Dataset records:
>> begin

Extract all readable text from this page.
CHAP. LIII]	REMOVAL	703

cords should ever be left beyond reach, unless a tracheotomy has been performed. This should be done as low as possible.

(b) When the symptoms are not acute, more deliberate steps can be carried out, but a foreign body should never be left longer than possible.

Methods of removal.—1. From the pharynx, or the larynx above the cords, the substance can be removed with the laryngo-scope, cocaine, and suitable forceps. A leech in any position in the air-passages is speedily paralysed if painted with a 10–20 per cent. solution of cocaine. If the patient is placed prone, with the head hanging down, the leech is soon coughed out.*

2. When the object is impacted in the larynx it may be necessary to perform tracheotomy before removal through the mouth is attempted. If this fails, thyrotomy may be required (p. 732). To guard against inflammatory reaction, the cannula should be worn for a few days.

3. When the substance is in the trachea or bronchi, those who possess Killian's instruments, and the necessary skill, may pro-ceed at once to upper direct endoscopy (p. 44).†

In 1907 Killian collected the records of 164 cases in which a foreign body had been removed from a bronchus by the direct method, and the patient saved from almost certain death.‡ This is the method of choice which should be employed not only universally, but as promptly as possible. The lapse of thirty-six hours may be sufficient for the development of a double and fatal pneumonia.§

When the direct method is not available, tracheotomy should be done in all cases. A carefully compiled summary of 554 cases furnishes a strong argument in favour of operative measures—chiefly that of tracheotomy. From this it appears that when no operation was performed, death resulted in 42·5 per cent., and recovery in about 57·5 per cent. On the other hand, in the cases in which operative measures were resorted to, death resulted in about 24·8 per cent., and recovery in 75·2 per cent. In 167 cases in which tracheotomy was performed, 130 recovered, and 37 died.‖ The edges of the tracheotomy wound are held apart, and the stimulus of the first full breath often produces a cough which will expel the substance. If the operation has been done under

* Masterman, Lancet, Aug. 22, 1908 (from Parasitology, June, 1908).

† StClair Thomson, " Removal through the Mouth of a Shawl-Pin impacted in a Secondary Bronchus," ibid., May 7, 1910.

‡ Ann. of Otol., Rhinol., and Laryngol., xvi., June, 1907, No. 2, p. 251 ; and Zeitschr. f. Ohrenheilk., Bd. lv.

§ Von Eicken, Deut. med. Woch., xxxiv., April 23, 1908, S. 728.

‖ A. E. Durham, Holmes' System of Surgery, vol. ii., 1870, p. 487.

>> end

▸ What the task asks
Write out the material exactly as given.

▸ Reply to the task
Extract all readable text from this page.
CHAP. LIII]	REMOVAL	703

cords should ever be left beyond reach, unless a tracheotomy has been performed. This should be done as low as possible.

(b) When the symptoms are not acute, more deliberate steps can be carried out, but a foreign body should never be left longer than possible.

Methods of removal.—1. From the pharynx, or the larynx above the cords, the substance can be removed with the laryngo-scope, cocaine, and suitable forceps. A leech in any position in the air-passages is speedily paralysed if painted with a 10–20 per cent. solution of cocaine. If the patient is placed prone, with the head hanging down, the leech is soon coughed out.*

2. When the object is impacted in the larynx it may be necessary to perform tracheotomy before removal through the mouth is attempted. If this fails, thyrotomy may be required (p. 732). To guard against inflammatory reaction, the cannula should be worn for a few days.

3. When the substance is in the trachea or bronchi, those who possess Killian's instruments, and the necessary skill, may pro-ceed at once to upper direct endoscopy (p. 44).†

In 1907 Killian collected the records of 164 cases in which a foreign body had been removed from a bronchus by the direct method, and the patient saved from almost certain death.‡ This is the method of choice which should be employed not only universally, but as promptly as possible. The lapse of thirty-six hours may be sufficient for the development of a double and fatal pneumonia.§

When the direct method is not available, tracheotomy should be done in all cases. A carefully compiled summary of 554 cases furnishes a strong argument in favour of operative measures—chiefly that of tracheotomy. From this it appears that when no operation was performed, death resulted in 42·5 per cent., and recovery in about 57·5 per cent. On the other hand, in the cases in which operative measures were resorted to, death resulted in about 24·8 per cent., and recovery in 75·2 per cent. In 167 cases in which tracheotomy was performed, 130 recovered, and 37 died.‖ The edges of the tracheotomy wound are held apart, and the stimulus of the first full breath often produces a cough which will expel the substance. If the operation has been done under

* Masterman, Lancet, Aug. 22, 1908 (from Parasitology, June, 1908).

† StClair Thomson, " Removal through the Mouth of a Shawl-Pin impacted in a Secondary Bronchus," ibid., May 7, 1910.

‡ Ann. of Otol., Rhinol., and Laryngol., xvi., June, 1907, No. 2, p. 251 ; and Zeitschr. f. Ohrenheilk., Bd. lv.

§ Von Eicken, Deut. med. Woch., xxxiv., April 23, 1908, S. 728.

‖ A. E. Durham, Holmes' System of Surgery, vol. ii., 1870, p. 487.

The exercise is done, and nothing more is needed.